PARTS OF THE EXERCISE ▸
(1) According to the passage on Pinget, which book did Pinget consider a potential gateway to all his writing?
(2) Say whether each statement agrees with the passage on Pinget, and support each answer with the deciding words quoted from it: (a) The Harness appeared in 1984. (b) Monsieur Songe crosses out the word "joyously." (c) The narrator of Théo or the New Era enjoins himself to "fonder le temps neuf."

TEXT BLOCK ▸
Their vantage point is well worth reconsidering. The still
unanswered question of Beckett’s fundamental pessimism or fundamental
optimism leads to a final juxtaposition of the two friends. In another
of Pinget’s enlightening sequels to Monsieur Songe, The Harness (1984), the novelist reports on Monsieur Songe’s literary
introspections: “Joyously take up once again the hideous harness writes
Monsieur Songe. And then he crosses out hideous. And then he crosses
out harness. Remains joyously take up.” This is not the only passage or
book in which Pinget associates “joy” with both living and writing. The
word opens up another possibility of reading him. In Théo or the New Era,
which Pinget considered a potential gateway to all his writing, he
notably observes: “May this pen be a chisel and engrave the word yes,
the word joy, the word elsewhere.” In the same book, the narrator
repeatedly enjoins himself to “fonder le temps neuf,” that is to found
or set up a “new era” in the sense of a pure, virginal period of
personal and perhaps collective history; in other words, to create or
imagine a new future. He adds: “As a final task, fill this emptiness (combler ce vide). Found the new era. May misfortune (Malheur)

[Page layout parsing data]
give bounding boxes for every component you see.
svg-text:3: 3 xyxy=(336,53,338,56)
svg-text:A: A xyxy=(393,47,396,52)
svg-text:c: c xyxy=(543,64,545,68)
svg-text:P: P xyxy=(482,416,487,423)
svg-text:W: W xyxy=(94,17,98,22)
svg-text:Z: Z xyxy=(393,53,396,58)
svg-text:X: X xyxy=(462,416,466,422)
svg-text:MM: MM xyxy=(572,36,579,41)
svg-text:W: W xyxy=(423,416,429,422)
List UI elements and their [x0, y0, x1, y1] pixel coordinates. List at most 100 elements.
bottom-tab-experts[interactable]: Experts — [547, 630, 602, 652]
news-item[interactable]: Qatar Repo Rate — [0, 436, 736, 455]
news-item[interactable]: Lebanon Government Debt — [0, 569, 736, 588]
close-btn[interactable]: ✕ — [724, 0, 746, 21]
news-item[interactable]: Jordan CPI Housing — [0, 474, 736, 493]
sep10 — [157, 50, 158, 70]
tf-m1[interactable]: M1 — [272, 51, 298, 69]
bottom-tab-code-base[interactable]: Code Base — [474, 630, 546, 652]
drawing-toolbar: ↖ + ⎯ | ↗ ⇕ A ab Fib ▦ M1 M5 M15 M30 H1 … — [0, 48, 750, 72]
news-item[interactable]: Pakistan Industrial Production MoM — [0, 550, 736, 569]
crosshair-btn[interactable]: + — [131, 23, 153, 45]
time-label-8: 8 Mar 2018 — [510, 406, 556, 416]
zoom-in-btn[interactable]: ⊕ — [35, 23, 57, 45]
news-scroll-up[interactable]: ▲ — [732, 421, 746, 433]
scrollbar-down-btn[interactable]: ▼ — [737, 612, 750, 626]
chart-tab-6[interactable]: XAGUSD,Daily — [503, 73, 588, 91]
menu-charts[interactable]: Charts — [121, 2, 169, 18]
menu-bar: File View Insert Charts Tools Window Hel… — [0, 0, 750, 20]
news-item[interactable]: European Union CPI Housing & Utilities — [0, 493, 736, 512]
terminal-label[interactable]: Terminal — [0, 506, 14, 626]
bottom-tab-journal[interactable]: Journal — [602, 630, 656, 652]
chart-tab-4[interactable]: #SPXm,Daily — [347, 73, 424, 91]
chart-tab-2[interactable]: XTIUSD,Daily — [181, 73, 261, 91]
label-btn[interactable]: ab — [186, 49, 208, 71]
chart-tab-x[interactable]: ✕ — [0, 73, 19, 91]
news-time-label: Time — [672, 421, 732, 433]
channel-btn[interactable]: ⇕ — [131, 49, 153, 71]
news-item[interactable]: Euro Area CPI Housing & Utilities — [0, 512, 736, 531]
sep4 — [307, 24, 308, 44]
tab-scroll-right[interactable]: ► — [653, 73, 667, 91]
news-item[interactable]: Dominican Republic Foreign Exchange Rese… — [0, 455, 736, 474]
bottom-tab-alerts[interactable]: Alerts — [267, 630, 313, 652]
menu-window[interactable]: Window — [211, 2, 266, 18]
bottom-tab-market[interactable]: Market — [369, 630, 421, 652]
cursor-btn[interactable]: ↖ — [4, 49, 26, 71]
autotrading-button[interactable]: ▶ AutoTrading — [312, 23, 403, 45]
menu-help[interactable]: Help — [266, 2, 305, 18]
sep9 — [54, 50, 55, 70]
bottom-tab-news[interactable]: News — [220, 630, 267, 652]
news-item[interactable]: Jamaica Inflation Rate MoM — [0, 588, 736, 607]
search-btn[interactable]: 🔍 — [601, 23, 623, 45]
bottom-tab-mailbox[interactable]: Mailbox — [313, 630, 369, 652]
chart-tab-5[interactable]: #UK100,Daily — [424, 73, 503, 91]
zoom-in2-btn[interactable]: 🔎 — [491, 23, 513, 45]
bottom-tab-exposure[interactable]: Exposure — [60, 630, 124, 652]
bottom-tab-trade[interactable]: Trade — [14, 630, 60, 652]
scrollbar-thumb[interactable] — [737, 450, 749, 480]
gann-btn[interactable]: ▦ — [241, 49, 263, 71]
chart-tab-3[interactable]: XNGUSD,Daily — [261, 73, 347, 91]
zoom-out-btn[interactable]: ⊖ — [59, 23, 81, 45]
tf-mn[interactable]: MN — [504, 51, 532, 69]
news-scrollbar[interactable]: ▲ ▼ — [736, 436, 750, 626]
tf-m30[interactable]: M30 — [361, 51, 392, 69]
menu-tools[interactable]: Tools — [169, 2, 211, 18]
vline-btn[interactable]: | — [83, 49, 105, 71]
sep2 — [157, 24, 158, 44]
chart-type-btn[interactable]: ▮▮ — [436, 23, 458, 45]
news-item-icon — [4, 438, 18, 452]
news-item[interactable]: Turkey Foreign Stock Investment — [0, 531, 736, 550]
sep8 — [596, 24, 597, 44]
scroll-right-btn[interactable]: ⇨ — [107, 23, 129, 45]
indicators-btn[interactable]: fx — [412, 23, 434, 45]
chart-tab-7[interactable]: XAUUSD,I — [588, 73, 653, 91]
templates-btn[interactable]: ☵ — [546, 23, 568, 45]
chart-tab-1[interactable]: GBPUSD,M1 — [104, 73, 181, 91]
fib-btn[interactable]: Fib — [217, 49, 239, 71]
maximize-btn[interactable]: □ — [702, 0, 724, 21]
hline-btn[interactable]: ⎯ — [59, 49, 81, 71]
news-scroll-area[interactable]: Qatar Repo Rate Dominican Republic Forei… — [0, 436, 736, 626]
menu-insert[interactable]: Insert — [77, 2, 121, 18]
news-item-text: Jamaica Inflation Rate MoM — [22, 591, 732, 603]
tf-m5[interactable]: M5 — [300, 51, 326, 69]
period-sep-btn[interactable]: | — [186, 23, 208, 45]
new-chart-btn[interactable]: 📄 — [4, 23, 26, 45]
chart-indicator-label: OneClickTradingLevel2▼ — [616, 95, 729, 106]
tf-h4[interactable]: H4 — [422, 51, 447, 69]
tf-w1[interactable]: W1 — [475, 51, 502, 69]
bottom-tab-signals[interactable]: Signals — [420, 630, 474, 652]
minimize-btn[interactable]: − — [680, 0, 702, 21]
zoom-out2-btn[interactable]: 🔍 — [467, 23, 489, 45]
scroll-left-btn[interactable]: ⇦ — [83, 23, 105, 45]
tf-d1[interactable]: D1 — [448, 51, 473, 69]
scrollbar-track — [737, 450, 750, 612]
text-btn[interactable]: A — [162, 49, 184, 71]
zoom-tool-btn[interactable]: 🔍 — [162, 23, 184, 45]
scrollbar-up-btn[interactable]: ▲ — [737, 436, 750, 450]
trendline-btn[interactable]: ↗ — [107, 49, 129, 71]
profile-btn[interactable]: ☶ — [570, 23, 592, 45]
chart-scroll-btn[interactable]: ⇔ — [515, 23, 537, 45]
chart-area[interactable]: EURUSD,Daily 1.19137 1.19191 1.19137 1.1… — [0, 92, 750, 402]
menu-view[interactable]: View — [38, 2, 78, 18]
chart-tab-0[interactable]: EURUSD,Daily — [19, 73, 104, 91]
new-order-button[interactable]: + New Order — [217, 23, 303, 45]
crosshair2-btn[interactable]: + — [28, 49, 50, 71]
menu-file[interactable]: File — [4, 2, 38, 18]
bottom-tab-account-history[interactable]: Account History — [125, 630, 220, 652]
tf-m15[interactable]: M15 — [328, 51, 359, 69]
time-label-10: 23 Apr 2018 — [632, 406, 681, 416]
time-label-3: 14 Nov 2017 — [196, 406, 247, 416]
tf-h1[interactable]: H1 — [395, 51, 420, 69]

REPLIES ▸
(1) Théo or the New Era.

(2)
(a) Yes: "The Harness (1984)"
(b) No: "Remains joyously take up."
(c) Yes: "the narrator repeatedly enjoins himself to “fonder le temps neuf,”"